-- Task goal --
Repeat each record below exactly, dropping the pictures.

-- Records that describe figures --
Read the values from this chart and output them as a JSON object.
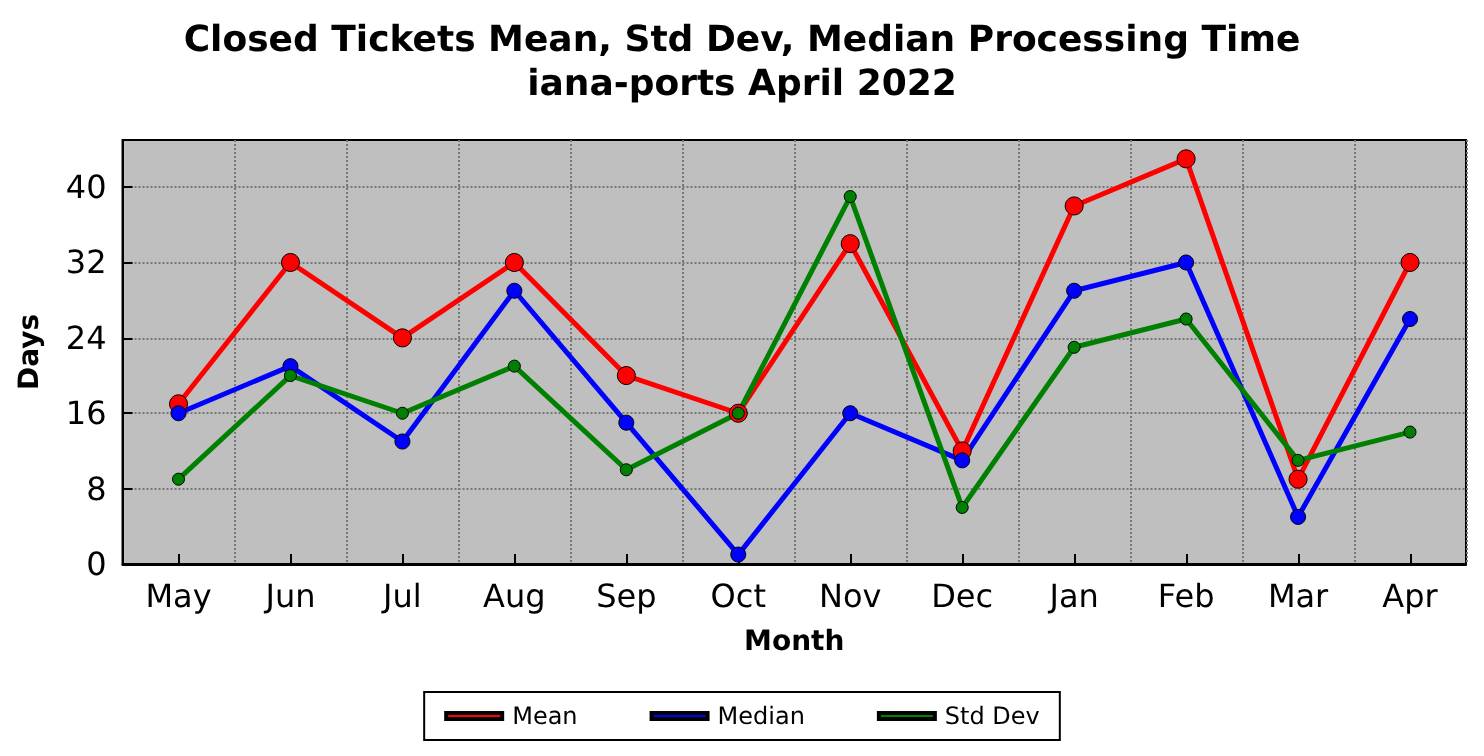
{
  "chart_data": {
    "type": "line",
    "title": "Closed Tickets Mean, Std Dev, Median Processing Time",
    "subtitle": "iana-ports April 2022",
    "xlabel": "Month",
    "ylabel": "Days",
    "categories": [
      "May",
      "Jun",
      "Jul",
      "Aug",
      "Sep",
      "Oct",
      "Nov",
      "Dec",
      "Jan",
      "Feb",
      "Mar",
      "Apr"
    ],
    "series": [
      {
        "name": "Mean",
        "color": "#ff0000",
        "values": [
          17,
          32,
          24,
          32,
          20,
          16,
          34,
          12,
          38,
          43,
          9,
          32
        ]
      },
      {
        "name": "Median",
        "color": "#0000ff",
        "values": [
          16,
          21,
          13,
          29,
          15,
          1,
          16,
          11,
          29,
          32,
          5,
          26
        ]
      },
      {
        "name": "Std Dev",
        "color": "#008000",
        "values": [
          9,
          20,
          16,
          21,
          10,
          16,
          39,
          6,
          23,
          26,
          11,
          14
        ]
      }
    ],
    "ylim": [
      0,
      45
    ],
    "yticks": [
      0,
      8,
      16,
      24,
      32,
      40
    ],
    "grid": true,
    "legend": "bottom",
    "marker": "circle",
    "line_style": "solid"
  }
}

-- Full output --
Read the values from this chart and output them as a JSON object.
{
  "chart_data": {
    "type": "line",
    "title": "Closed Tickets Mean, Std Dev, Median Processing Time",
    "subtitle": "iana-ports April 2022",
    "xlabel": "Month",
    "ylabel": "Days",
    "categories": [
      "May",
      "Jun",
      "Jul",
      "Aug",
      "Sep",
      "Oct",
      "Nov",
      "Dec",
      "Jan",
      "Feb",
      "Mar",
      "Apr"
    ],
    "series": [
      {
        "name": "Mean",
        "color": "#ff0000",
        "values": [
          17,
          32,
          24,
          32,
          20,
          16,
          34,
          12,
          38,
          43,
          9,
          32
        ]
      },
      {
        "name": "Median",
        "color": "#0000ff",
        "values": [
          16,
          21,
          13,
          29,
          15,
          1,
          16,
          11,
          29,
          32,
          5,
          26
        ]
      },
      {
        "name": "Std Dev",
        "color": "#008000",
        "values": [
          9,
          20,
          16,
          21,
          10,
          16,
          39,
          6,
          23,
          26,
          11,
          14
        ]
      }
    ],
    "ylim": [
      0,
      45
    ],
    "yticks": [
      0,
      8,
      16,
      24,
      32,
      40
    ],
    "grid": true,
    "legend": "bottom",
    "marker": "circle",
    "line_style": "solid"
  }
}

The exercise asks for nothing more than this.